━━ EXERCISE INPUT

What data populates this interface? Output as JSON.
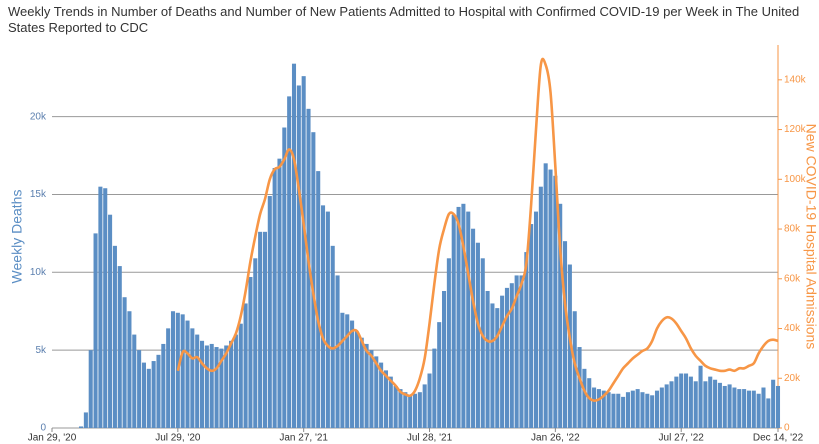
{
  "chart_data": {
    "type": "bar-line",
    "title": "Weekly Trends in Number of Deaths and Number of New Patients Admitted to Hospital with Confirmed COVID-19 per Week in The United States Reported to CDC",
    "y_label": "Weekly Deaths",
    "y2_label": "New COVID-19 Hospital Admissions",
    "x": [
      0,
      1,
      2,
      3,
      4,
      5,
      6,
      7,
      8,
      9,
      10,
      11,
      12,
      13,
      14,
      15,
      16,
      17,
      18,
      19,
      20,
      21,
      22,
      23,
      24,
      25,
      26,
      27,
      28,
      29,
      30,
      31,
      32,
      33,
      34,
      35,
      36,
      37,
      38,
      39,
      40,
      41,
      42,
      43,
      44,
      45,
      46,
      47,
      48,
      49,
      50,
      51,
      52,
      53,
      54,
      55,
      56,
      57,
      58,
      59,
      60,
      61,
      62,
      63,
      64,
      65,
      66,
      67,
      68,
      69,
      70,
      71,
      72,
      73,
      74,
      75,
      76,
      77,
      78,
      79,
      80,
      81,
      82,
      83,
      84,
      85,
      86,
      87,
      88,
      89,
      90,
      91,
      92,
      93,
      94,
      95,
      96,
      97,
      98,
      99,
      100,
      101,
      102,
      103,
      104,
      105,
      106,
      107,
      108,
      109,
      110,
      111,
      112,
      113,
      114,
      115,
      116,
      117,
      118,
      119,
      120,
      121,
      122,
      123,
      124,
      125,
      126,
      127,
      128,
      129,
      130,
      131,
      132,
      133,
      134,
      135,
      136,
      137,
      138,
      139,
      140,
      141,
      142,
      143,
      144,
      145,
      146,
      147,
      148,
      149,
      150
    ],
    "xlim": [
      0,
      150
    ],
    "xticks": [
      {
        "value": 0,
        "label": "Jan 29, '20"
      },
      {
        "value": 26,
        "label": "Jul 29, '20"
      },
      {
        "value": 52,
        "label": "Jan 27, '21"
      },
      {
        "value": 78,
        "label": "Jul 28, '21"
      },
      {
        "value": 104,
        "label": "Jan 26, '22"
      },
      {
        "value": 130,
        "label": "Jul 27, '22"
      },
      {
        "value": 150,
        "label": "Dec 14, '22"
      }
    ],
    "ylim": [
      0,
      24600
    ],
    "yticks": [
      0,
      {
        "value": 5000,
        "label": "5k"
      },
      {
        "value": 10000,
        "label": "10k"
      },
      {
        "value": 15000,
        "label": "15k"
      },
      {
        "value": 20000,
        "label": "20k"
      }
    ],
    "y2lim": [
      0,
      154000
    ],
    "y2ticks": [
      0,
      {
        "value": 20000,
        "label": "20k"
      },
      {
        "value": 40000,
        "label": "40k"
      },
      {
        "value": 60000,
        "label": "60k"
      },
      {
        "value": 80000,
        "label": "80k"
      },
      {
        "value": 100000,
        "label": "100k"
      },
      {
        "value": 120000,
        "label": "120k"
      },
      {
        "value": 140000,
        "label": "140k"
      }
    ],
    "grid": true,
    "series": [
      {
        "kind": "bar",
        "color": "#5b8ec4",
        "values": [
          0,
          0,
          0,
          0,
          0,
          0,
          100,
          1000,
          5000,
          12500,
          15500,
          15400,
          13700,
          11700,
          10400,
          8400,
          7500,
          6000,
          5000,
          4200,
          3800,
          4300,
          4700,
          5400,
          6400,
          7500,
          7400,
          7300,
          6900,
          6400,
          6000,
          5600,
          5300,
          5400,
          5200,
          5100,
          5300,
          5600,
          6000,
          6700,
          8000,
          9700,
          10900,
          12600,
          12600,
          14900,
          16700,
          17300,
          19300,
          21300,
          23400,
          22000,
          22600,
          20500,
          19000,
          16500,
          14300,
          13900,
          11700,
          9800,
          7400,
          7300,
          6900,
          6200,
          5800,
          5400,
          5000,
          4600,
          4200,
          3700,
          3300,
          2700,
          2500,
          2300,
          2100,
          2200,
          2300,
          2800,
          3500,
          5100,
          6800,
          8800,
          10900,
          13700,
          14200,
          14400,
          13900,
          12800,
          11900,
          10900,
          8800,
          8000,
          7700,
          8500,
          9000,
          9300,
          9800,
          9800,
          11300,
          13100,
          13900,
          15500,
          17000,
          16600,
          16200,
          14400,
          12000,
          10500,
          7500,
          5200,
          3800,
          3200,
          2600,
          2500,
          2400,
          2300,
          2200,
          2200,
          2000,
          2300,
          2400,
          2500,
          2300,
          2200,
          2100,
          2400,
          2600,
          2800,
          3000,
          3300,
          3500,
          3500,
          3300,
          3000,
          4000,
          3000,
          3300,
          3100,
          2900,
          2700,
          2800,
          2600,
          2500,
          2500,
          2400,
          2400,
          2200,
          2600,
          1900,
          3100,
          2700
        ]
      },
      {
        "kind": "line",
        "axis": "y2",
        "color": "#f79646",
        "values": [
          null,
          null,
          null,
          null,
          null,
          null,
          null,
          null,
          null,
          null,
          null,
          null,
          null,
          null,
          null,
          null,
          null,
          null,
          null,
          null,
          null,
          null,
          null,
          null,
          null,
          null,
          23000,
          30500,
          30000,
          28000,
          28500,
          26000,
          24000,
          23000,
          24000,
          27000,
          30000,
          34000,
          38000,
          45000,
          55000,
          67000,
          77000,
          86000,
          92000,
          100000,
          104000,
          105000,
          108000,
          112000,
          108000,
          96000,
          82000,
          67000,
          54000,
          43000,
          36000,
          33000,
          32000,
          33000,
          35000,
          37000,
          39000,
          39000,
          35000,
          31000,
          29000,
          26000,
          23000,
          21000,
          19000,
          17000,
          14500,
          13500,
          13000,
          15000,
          20000,
          28000,
          42000,
          58000,
          72000,
          80000,
          86000,
          86000,
          82000,
          73000,
          62000,
          51000,
          42000,
          37000,
          35000,
          35000,
          37000,
          41000,
          45000,
          48000,
          53000,
          58000,
          66000,
          90000,
          120000,
          146000,
          146000,
          135000,
          105000,
          72000,
          50000,
          36000,
          26000,
          20000,
          15000,
          12000,
          11000,
          11500,
          13000,
          15000,
          18000,
          21000,
          24000,
          26000,
          28000,
          29500,
          31000,
          32000,
          35000,
          40000,
          43000,
          44500,
          44000,
          42000,
          39000,
          36000,
          32000,
          29000,
          27000,
          25000,
          24000,
          23500,
          23000,
          23000,
          23500,
          23000,
          24000,
          24000,
          25000,
          26000,
          30000,
          33000,
          35000,
          35500,
          35000
        ]
      }
    ]
  }
}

━━━━

__WHAT THE EXERCISE ASKS__
Give back an exact copy of the material above, omitting the pictures.

__ANSWER TO THIS PROBLEM__
What data populates this interface? Output as JSON.
{
  "chart_data": {
    "type": "bar-line",
    "title": "Weekly Trends in Number of Deaths and Number of New Patients Admitted to Hospital with Confirmed COVID-19 per Week in The United States Reported to CDC",
    "y_label": "Weekly Deaths",
    "y2_label": "New COVID-19 Hospital Admissions",
    "x": [
      0,
      1,
      2,
      3,
      4,
      5,
      6,
      7,
      8,
      9,
      10,
      11,
      12,
      13,
      14,
      15,
      16,
      17,
      18,
      19,
      20,
      21,
      22,
      23,
      24,
      25,
      26,
      27,
      28,
      29,
      30,
      31,
      32,
      33,
      34,
      35,
      36,
      37,
      38,
      39,
      40,
      41,
      42,
      43,
      44,
      45,
      46,
      47,
      48,
      49,
      50,
      51,
      52,
      53,
      54,
      55,
      56,
      57,
      58,
      59,
      60,
      61,
      62,
      63,
      64,
      65,
      66,
      67,
      68,
      69,
      70,
      71,
      72,
      73,
      74,
      75,
      76,
      77,
      78,
      79,
      80,
      81,
      82,
      83,
      84,
      85,
      86,
      87,
      88,
      89,
      90,
      91,
      92,
      93,
      94,
      95,
      96,
      97,
      98,
      99,
      100,
      101,
      102,
      103,
      104,
      105,
      106,
      107,
      108,
      109,
      110,
      111,
      112,
      113,
      114,
      115,
      116,
      117,
      118,
      119,
      120,
      121,
      122,
      123,
      124,
      125,
      126,
      127,
      128,
      129,
      130,
      131,
      132,
      133,
      134,
      135,
      136,
      137,
      138,
      139,
      140,
      141,
      142,
      143,
      144,
      145,
      146,
      147,
      148,
      149,
      150
    ],
    "xlim": [
      0,
      150
    ],
    "xticks": [
      {
        "value": 0,
        "label": "Jan 29, '20"
      },
      {
        "value": 26,
        "label": "Jul 29, '20"
      },
      {
        "value": 52,
        "label": "Jan 27, '21"
      },
      {
        "value": 78,
        "label": "Jul 28, '21"
      },
      {
        "value": 104,
        "label": "Jan 26, '22"
      },
      {
        "value": 130,
        "label": "Jul 27, '22"
      },
      {
        "value": 150,
        "label": "Dec 14, '22"
      }
    ],
    "ylim": [
      0,
      24600
    ],
    "yticks": [
      0,
      {
        "value": 5000,
        "label": "5k"
      },
      {
        "value": 10000,
        "label": "10k"
      },
      {
        "value": 15000,
        "label": "15k"
      },
      {
        "value": 20000,
        "label": "20k"
      }
    ],
    "y2lim": [
      0,
      154000
    ],
    "y2ticks": [
      0,
      {
        "value": 20000,
        "label": "20k"
      },
      {
        "value": 40000,
        "label": "40k"
      },
      {
        "value": 60000,
        "label": "60k"
      },
      {
        "value": 80000,
        "label": "80k"
      },
      {
        "value": 100000,
        "label": "100k"
      },
      {
        "value": 120000,
        "label": "120k"
      },
      {
        "value": 140000,
        "label": "140k"
      }
    ],
    "grid": true,
    "series": [
      {
        "kind": "bar",
        "color": "#5b8ec4",
        "values": [
          0,
          0,
          0,
          0,
          0,
          0,
          100,
          1000,
          5000,
          12500,
          15500,
          15400,
          13700,
          11700,
          10400,
          8400,
          7500,
          6000,
          5000,
          4200,
          3800,
          4300,
          4700,
          5400,
          6400,
          7500,
          7400,
          7300,
          6900,
          6400,
          6000,
          5600,
          5300,
          5400,
          5200,
          5100,
          5300,
          5600,
          6000,
          6700,
          8000,
          9700,
          10900,
          12600,
          12600,
          14900,
          16700,
          17300,
          19300,
          21300,
          23400,
          22000,
          22600,
          20500,
          19000,
          16500,
          14300,
          13900,
          11700,
          9800,
          7400,
          7300,
          6900,
          6200,
          5800,
          5400,
          5000,
          4600,
          4200,
          3700,
          3300,
          2700,
          2500,
          2300,
          2100,
          2200,
          2300,
          2800,
          3500,
          5100,
          6800,
          8800,
          10900,
          13700,
          14200,
          14400,
          13900,
          12800,
          11900,
          10900,
          8800,
          8000,
          7700,
          8500,
          9000,
          9300,
          9800,
          9800,
          11300,
          13100,
          13900,
          15500,
          17000,
          16600,
          16200,
          14400,
          12000,
          10500,
          7500,
          5200,
          3800,
          3200,
          2600,
          2500,
          2400,
          2300,
          2200,
          2200,
          2000,
          2300,
          2400,
          2500,
          2300,
          2200,
          2100,
          2400,
          2600,
          2800,
          3000,
          3300,
          3500,
          3500,
          3300,
          3000,
          4000,
          3000,
          3300,
          3100,
          2900,
          2700,
          2800,
          2600,
          2500,
          2500,
          2400,
          2400,
          2200,
          2600,
          1900,
          3100,
          2700
        ]
      },
      {
        "kind": "line",
        "axis": "y2",
        "color": "#f79646",
        "values": [
          null,
          null,
          null,
          null,
          null,
          null,
          null,
          null,
          null,
          null,
          null,
          null,
          null,
          null,
          null,
          null,
          null,
          null,
          null,
          null,
          null,
          null,
          null,
          null,
          null,
          null,
          23000,
          30500,
          30000,
          28000,
          28500,
          26000,
          24000,
          23000,
          24000,
          27000,
          30000,
          34000,
          38000,
          45000,
          55000,
          67000,
          77000,
          86000,
          92000,
          100000,
          104000,
          105000,
          108000,
          112000,
          108000,
          96000,
          82000,
          67000,
          54000,
          43000,
          36000,
          33000,
          32000,
          33000,
          35000,
          37000,
          39000,
          39000,
          35000,
          31000,
          29000,
          26000,
          23000,
          21000,
          19000,
          17000,
          14500,
          13500,
          13000,
          15000,
          20000,
          28000,
          42000,
          58000,
          72000,
          80000,
          86000,
          86000,
          82000,
          73000,
          62000,
          51000,
          42000,
          37000,
          35000,
          35000,
          37000,
          41000,
          45000,
          48000,
          53000,
          58000,
          66000,
          90000,
          120000,
          146000,
          146000,
          135000,
          105000,
          72000,
          50000,
          36000,
          26000,
          20000,
          15000,
          12000,
          11000,
          11500,
          13000,
          15000,
          18000,
          21000,
          24000,
          26000,
          28000,
          29500,
          31000,
          32000,
          35000,
          40000,
          43000,
          44500,
          44000,
          42000,
          39000,
          36000,
          32000,
          29000,
          27000,
          25000,
          24000,
          23500,
          23000,
          23000,
          23500,
          23000,
          24000,
          24000,
          25000,
          26000,
          30000,
          33000,
          35000,
          35500,
          35000
        ]
      }
    ]
  }
}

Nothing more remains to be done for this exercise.